THE REQUEST.
Can you set down, unchanged, the entries from the line with "- text-span: could you use to introduce" to the line with "- text-span: help the", including both of those lines?

SUPPLIED MATERIAL.
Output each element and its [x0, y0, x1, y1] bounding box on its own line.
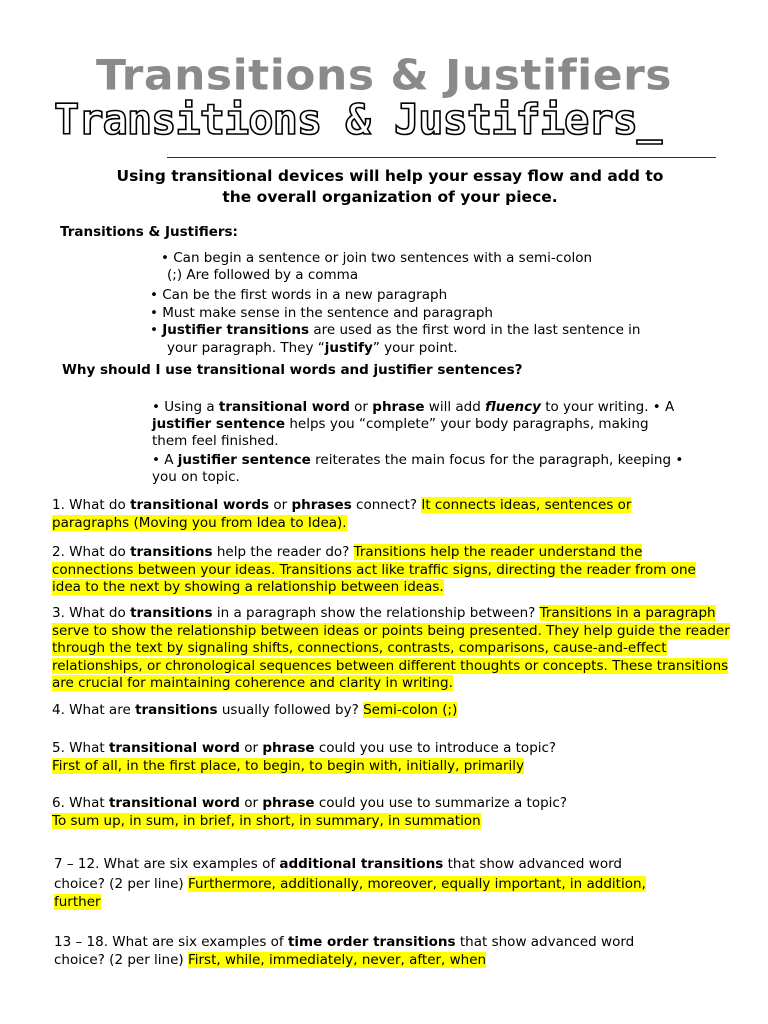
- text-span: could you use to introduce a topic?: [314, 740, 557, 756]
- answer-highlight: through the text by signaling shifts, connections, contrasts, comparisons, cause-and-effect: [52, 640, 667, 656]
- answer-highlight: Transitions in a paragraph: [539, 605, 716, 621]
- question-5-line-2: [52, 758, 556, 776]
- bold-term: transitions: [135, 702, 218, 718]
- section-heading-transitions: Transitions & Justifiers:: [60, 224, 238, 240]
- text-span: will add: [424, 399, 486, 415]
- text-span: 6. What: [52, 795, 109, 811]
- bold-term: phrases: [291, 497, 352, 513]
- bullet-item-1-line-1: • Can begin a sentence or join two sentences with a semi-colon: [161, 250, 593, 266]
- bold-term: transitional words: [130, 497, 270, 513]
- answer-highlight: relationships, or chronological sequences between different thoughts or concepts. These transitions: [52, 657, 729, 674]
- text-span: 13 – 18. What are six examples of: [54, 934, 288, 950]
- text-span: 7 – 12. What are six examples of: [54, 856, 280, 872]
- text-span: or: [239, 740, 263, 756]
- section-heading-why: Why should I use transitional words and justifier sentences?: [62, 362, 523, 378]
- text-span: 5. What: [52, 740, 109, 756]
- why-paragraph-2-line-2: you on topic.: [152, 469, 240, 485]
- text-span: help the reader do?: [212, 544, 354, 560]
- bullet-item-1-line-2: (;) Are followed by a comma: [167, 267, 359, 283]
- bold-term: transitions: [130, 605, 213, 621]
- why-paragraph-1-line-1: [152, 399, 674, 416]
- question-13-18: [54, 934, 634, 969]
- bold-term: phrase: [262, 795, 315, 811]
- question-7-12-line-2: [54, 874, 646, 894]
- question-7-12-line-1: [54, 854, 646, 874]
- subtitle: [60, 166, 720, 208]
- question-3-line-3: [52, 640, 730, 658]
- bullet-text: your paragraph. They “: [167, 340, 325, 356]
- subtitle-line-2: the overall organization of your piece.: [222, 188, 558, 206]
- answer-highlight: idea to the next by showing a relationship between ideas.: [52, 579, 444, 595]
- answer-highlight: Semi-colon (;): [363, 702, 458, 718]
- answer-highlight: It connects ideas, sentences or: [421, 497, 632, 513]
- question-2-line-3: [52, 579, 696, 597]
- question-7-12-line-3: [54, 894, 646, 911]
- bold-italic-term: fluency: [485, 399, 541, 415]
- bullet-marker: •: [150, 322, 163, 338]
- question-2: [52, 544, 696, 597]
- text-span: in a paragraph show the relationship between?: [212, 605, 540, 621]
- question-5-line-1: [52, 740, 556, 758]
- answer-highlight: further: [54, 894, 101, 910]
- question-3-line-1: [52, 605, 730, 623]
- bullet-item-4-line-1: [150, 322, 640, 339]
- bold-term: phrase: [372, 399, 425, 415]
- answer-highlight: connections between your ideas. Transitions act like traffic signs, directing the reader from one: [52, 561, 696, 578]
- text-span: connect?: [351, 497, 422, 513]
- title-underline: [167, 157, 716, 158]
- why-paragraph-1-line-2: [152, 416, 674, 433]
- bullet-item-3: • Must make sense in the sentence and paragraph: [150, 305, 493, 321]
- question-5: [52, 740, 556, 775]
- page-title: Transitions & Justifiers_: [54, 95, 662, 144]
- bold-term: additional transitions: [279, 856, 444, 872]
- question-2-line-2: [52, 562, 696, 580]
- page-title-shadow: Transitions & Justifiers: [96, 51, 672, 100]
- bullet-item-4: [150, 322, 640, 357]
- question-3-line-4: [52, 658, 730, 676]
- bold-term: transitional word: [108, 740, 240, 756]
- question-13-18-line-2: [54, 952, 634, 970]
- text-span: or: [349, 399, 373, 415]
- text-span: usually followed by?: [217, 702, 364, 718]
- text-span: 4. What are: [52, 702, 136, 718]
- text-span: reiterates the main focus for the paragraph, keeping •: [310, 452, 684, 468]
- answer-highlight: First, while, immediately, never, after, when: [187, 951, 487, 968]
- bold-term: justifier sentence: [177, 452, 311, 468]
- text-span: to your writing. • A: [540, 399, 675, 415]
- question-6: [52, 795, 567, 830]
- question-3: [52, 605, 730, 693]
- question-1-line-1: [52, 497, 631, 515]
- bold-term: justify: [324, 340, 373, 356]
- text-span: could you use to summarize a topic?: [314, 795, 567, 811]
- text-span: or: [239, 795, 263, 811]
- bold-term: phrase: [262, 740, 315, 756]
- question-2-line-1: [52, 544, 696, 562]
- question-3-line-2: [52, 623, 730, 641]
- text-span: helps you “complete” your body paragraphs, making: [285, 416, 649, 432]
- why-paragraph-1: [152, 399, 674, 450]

TASK SOLUTION.
- text-span: could you use to introduce a topic?: [314, 740, 557, 756]
- answer-highlight: through the text by signaling shifts, connections, contrasts, comparisons, cause-and-effect: [52, 640, 667, 656]
- answer-highlight: Transitions in a paragraph: [539, 605, 716, 621]
- question-5-line-2: [52, 758, 556, 776]
- bold-term: transitions: [135, 702, 218, 718]
- section-heading-transitions: Transitions & Justifiers:: [60, 224, 238, 240]
- text-span: will add: [424, 399, 486, 415]
- text-span: 6. What: [52, 795, 109, 811]
- bold-term: phrases: [291, 497, 352, 513]
- bullet-item-1-line-1: • Can begin a sentence or join two sentences with a semi-colon: [161, 250, 593, 266]
- bold-term: transitional words: [130, 497, 270, 513]
- answer-highlight: relationships, or chronological sequences between different thoughts or concepts. These transitions: [52, 657, 729, 674]
- text-span: 13 – 18. What are six examples of: [54, 934, 288, 950]
- text-span: 7 – 12. What are six examples of: [54, 856, 280, 872]
- text-span: or: [239, 740, 263, 756]
- section-heading-why: Why should I use transitional words and justifier sentences?: [62, 362, 523, 378]
- text-span: 5. What: [52, 740, 109, 756]
- why-paragraph-2-line-2: you on topic.: [152, 469, 240, 485]
- text-span: help the reader do?: [212, 544, 354, 560]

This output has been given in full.